Selected extract>
Start of Block

Consequences of Poor Oversight and Rising Dependency
The rebuttal might be that if the AI is working, imposing processes and policies just adds unnecessary bureaucracy. But what happens when the AI doesn’t work as planned, or when there’s an unintended consequence? For all that technology offers solutions, it can also open businesses up to new vulnerabilities; look at the recent Amazon Web Services outage as evidence of the importance of business continuity. Even with the most targeted and value-driven AI investment approach, a business can only be truly resilient if it has appropriate controls, including having a back-up in place.
AI not working, or not working as it should, is not a hypothetical situation. Consider the issues with Deloitte’s AI-produced report for the Australian government, which contained significant errors. There have been incidents where chatbots gave incorrect or dangerous customer advice, contained algorithmic bias or misused personal data. We know that for all its capabilities, AI is not flawless. Worse, AI’s tendency to ‘hallucinate’ (inventing answers when uncertain) makes errors difficult to detect. Yet just a third say their organization has a process for logging where issues arise or flagging concerns with AI tools (32%), while just 29% have a process for managing AI incidents and ensuring timely response.
Already, around a fifth (18%) admit that generative AI is so deeply embedded that if tools were unavailable for a set period, their business could not continue operating. That’s only likely to grow as a risk, as AI becomes a more central part of day-to-day operations. If AI tools replace a human, will there be someone to step back in if things go down? With cyber preparedness, over time we’ve seen business leaders recognize the need to have provisions in place for when, not if, an attack happens. The same approach is critical for AI; continuity planning that looks at what is in place to both identify issues and subsequently restore services.

End of Block

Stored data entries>
Start of Block

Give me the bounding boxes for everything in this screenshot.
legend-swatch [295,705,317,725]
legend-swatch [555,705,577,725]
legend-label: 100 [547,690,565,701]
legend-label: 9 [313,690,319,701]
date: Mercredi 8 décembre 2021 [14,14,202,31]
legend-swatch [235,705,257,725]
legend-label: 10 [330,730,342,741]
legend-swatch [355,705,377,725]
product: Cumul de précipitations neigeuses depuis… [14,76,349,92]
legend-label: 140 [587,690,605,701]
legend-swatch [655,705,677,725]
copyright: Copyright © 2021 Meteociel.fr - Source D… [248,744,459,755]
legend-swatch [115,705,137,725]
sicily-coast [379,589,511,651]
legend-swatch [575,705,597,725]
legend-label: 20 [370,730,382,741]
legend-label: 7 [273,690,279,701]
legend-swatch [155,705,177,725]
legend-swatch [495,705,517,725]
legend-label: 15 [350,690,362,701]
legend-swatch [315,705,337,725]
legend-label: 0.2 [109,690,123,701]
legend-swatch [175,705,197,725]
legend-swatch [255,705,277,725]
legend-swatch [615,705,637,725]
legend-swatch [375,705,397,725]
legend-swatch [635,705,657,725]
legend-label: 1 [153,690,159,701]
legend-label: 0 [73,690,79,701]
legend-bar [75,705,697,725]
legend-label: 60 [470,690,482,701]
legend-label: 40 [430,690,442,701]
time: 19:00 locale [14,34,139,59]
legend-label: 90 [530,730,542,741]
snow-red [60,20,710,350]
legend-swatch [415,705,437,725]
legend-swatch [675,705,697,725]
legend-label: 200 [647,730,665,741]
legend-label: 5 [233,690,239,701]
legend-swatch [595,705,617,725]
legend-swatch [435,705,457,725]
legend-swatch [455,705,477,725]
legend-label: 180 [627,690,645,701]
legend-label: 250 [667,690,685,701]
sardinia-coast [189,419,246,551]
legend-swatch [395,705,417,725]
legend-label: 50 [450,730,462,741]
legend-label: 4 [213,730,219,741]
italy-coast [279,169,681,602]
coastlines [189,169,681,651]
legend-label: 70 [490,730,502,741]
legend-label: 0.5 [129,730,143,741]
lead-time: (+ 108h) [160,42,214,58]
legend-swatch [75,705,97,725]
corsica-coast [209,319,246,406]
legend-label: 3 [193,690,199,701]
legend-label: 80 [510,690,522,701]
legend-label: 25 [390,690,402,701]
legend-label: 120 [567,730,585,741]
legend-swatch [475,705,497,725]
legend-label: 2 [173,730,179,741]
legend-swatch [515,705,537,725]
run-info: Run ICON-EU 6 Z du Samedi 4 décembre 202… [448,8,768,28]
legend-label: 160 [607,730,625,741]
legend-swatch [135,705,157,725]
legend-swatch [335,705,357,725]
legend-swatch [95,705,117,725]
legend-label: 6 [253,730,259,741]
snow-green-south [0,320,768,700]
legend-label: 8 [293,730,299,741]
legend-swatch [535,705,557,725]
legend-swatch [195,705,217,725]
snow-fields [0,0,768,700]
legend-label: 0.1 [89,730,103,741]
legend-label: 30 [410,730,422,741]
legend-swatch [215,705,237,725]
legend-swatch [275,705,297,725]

End of Block

Directions>
**1)** Answer these questions using the passage on AI oversight and dependency:
(a) Which outage does it cite as evidence of the importance of business continuity?
(b) What percentage say their organization has a process for managing AI incidents and ensuring timely response?
(c) What share admit their business could not continue operating if generative AI tools were unavailable for a set period?
**2)** Carry the passage on AI oversight and dependency forward from its final sentence.

Answers by item>
**1)**
(a) The recent Amazon Web Services outage.
(b) 29%.
(c) Around a fifth (18%).

**2)**
Avoiding an AI Governance Crisis
As with the emergence of any new technology, we are in uncharted waters. Thinking about AI risk is critical. Otherwise, businesses are just ‘sleepwalking’ into an AI governance crisis. Now is the moment to be asking questions; about how data is being managed, whether the right (or any) formal processes are in place, and whether balance is being struck between Innovating and managing risk.
Ultimately, this comes back to two things. One, thinking beyond quick announcements about AI-driven success to what AI will mean for the business in the long-term, and two, good governance as the foundation for success. AI will not be a panacea for poor growth, low productivity and high costs without strategic oversight and robust governance – and indeed without these, new risks could emerge.
Overconfidence, coupled with fragmented and inconsistent governance, risks leaving many organizations vulnerable to avoidable failures and reputational damage. Ultimately, smart business leaders will be those who move beyond reactive compliance to proactive, comprehensive AI governance.